» **Problem description**:
Find the string "Centre" and gather every line that holds it.

(Stored records)
## begin

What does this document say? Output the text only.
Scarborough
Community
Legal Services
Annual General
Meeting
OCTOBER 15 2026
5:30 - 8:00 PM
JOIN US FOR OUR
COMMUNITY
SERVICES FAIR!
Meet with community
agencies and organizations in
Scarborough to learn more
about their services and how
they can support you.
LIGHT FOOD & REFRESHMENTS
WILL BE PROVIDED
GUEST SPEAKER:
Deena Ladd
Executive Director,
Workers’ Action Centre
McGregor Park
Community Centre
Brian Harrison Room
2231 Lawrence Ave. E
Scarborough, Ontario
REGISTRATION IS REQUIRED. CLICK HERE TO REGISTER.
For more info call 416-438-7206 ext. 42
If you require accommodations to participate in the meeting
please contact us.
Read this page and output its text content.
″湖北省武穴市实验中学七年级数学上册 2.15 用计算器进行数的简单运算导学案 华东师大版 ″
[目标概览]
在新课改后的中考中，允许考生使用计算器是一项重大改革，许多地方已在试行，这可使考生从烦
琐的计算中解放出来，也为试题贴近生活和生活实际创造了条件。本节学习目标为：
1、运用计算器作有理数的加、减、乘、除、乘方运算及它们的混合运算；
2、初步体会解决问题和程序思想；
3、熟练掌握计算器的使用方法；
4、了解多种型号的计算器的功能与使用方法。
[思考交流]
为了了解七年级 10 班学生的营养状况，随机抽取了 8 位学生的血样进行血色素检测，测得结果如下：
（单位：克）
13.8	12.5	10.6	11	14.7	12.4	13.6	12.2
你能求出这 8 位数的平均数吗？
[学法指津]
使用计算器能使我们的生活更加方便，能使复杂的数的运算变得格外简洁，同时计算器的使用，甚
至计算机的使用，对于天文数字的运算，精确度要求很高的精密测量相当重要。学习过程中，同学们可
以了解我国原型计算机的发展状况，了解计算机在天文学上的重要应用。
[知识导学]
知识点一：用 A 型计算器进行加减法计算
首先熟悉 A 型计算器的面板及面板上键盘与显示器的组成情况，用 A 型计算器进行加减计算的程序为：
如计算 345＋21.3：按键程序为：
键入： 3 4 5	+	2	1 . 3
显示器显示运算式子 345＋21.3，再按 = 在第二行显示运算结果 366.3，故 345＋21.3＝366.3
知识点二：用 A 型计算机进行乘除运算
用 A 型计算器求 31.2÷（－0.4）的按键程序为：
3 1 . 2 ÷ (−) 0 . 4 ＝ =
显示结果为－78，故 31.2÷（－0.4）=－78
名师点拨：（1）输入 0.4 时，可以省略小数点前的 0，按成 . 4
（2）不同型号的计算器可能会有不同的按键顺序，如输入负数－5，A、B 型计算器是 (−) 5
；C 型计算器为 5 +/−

## end

» **Answer to this exercise**:
Workers’ Action Centre
Community Centre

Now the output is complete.